= STATED GOAL =
Go through the material below and copy all lines with "Adekunle".

= DATA FOR PROCESSING =
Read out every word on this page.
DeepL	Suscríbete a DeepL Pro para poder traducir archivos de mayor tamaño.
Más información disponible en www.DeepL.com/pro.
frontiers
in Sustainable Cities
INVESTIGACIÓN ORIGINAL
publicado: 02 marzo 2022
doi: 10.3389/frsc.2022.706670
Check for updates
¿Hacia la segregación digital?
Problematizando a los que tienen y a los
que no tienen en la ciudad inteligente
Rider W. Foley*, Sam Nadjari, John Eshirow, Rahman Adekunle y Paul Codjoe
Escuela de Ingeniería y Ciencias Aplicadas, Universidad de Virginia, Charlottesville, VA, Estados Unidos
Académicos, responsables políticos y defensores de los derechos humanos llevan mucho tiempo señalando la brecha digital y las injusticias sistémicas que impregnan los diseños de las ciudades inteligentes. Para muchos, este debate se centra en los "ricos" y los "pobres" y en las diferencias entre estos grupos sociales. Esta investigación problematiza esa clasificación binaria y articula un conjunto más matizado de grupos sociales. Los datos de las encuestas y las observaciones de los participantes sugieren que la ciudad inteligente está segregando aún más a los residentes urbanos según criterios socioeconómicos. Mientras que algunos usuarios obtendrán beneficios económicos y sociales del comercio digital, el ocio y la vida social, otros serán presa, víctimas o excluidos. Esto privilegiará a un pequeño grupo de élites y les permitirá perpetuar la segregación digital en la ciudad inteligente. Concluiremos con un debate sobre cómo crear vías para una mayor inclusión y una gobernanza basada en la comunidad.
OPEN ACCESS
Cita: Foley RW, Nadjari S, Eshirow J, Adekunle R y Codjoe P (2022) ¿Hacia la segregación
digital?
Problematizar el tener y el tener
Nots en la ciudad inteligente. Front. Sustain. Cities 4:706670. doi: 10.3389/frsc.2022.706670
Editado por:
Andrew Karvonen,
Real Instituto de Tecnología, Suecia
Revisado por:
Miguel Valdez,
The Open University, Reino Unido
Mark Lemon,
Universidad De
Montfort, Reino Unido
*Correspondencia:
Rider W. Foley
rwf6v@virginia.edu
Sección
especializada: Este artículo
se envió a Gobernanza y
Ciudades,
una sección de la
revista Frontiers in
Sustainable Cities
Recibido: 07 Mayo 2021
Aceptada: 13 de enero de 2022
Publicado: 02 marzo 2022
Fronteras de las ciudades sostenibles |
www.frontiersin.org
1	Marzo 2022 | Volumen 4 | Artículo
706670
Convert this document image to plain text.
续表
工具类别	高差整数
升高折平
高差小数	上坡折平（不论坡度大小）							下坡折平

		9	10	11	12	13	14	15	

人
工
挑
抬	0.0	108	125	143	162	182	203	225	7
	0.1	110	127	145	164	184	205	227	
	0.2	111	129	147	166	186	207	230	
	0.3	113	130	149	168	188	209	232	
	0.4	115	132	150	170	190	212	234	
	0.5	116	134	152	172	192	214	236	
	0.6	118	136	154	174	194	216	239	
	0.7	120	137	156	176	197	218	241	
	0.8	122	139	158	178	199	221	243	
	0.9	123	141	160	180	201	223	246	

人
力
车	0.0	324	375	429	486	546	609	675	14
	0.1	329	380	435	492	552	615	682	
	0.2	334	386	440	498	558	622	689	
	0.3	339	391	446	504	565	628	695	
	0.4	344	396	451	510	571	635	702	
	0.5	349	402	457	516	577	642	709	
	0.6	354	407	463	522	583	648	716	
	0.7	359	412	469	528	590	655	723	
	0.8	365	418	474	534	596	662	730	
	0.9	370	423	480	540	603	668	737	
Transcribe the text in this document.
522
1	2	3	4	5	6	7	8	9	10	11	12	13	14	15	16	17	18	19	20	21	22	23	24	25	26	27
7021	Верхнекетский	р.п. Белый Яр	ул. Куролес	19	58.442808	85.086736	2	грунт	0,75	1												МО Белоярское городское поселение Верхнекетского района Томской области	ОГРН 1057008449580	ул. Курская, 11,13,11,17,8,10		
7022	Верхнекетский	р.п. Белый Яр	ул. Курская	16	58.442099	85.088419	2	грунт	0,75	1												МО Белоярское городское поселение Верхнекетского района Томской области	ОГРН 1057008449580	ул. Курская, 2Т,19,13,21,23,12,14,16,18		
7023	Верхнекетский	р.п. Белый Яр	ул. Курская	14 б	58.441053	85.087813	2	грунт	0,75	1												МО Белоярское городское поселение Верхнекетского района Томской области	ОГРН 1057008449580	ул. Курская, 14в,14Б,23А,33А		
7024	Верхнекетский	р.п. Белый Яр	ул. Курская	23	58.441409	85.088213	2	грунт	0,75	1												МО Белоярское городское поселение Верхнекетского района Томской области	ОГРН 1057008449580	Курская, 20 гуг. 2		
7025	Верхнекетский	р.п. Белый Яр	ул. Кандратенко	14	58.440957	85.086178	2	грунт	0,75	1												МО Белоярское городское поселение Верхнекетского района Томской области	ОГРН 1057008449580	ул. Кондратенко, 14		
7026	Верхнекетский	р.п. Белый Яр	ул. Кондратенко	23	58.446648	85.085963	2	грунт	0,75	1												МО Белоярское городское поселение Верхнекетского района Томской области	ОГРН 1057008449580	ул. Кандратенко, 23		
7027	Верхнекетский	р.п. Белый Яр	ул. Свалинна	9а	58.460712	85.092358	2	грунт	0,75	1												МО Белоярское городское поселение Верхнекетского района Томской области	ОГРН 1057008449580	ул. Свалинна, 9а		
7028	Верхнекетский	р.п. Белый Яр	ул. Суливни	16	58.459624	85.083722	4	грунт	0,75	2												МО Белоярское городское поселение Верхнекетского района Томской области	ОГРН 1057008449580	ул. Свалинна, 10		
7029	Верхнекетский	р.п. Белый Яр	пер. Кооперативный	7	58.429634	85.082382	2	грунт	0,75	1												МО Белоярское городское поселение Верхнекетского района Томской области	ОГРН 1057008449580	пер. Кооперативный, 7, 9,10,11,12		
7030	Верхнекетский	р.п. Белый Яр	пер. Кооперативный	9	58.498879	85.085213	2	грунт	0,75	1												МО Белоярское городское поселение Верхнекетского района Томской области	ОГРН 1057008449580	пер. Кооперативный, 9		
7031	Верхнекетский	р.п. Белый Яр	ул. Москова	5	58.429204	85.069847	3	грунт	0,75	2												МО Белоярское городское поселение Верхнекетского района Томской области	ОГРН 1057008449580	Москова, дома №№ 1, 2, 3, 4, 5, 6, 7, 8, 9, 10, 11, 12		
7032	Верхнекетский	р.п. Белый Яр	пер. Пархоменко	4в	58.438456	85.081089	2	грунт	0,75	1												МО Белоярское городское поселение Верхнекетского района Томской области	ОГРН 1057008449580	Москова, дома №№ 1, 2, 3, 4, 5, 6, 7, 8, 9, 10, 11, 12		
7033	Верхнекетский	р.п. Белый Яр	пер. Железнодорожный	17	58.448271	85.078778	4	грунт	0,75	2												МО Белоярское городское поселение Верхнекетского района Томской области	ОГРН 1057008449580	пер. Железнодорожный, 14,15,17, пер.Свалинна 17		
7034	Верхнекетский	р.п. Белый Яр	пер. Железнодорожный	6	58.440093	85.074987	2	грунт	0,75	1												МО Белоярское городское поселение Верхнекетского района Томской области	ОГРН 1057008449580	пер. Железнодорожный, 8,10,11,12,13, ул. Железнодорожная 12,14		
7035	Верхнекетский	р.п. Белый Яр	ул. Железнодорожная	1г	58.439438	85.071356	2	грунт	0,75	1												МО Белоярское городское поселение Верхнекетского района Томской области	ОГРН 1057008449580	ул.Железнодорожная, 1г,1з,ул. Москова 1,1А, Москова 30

= ANSWER TO THE EXERCISE =
Rider W. Foley*, Sam Nadjari, John Eshirow, Rahman Adekunle y Paul Codjoe
Cita: Foley RW, Nadjari S, Eshirow J, Adekunle R y Codjoe P (2022) ¿Hacia la segregación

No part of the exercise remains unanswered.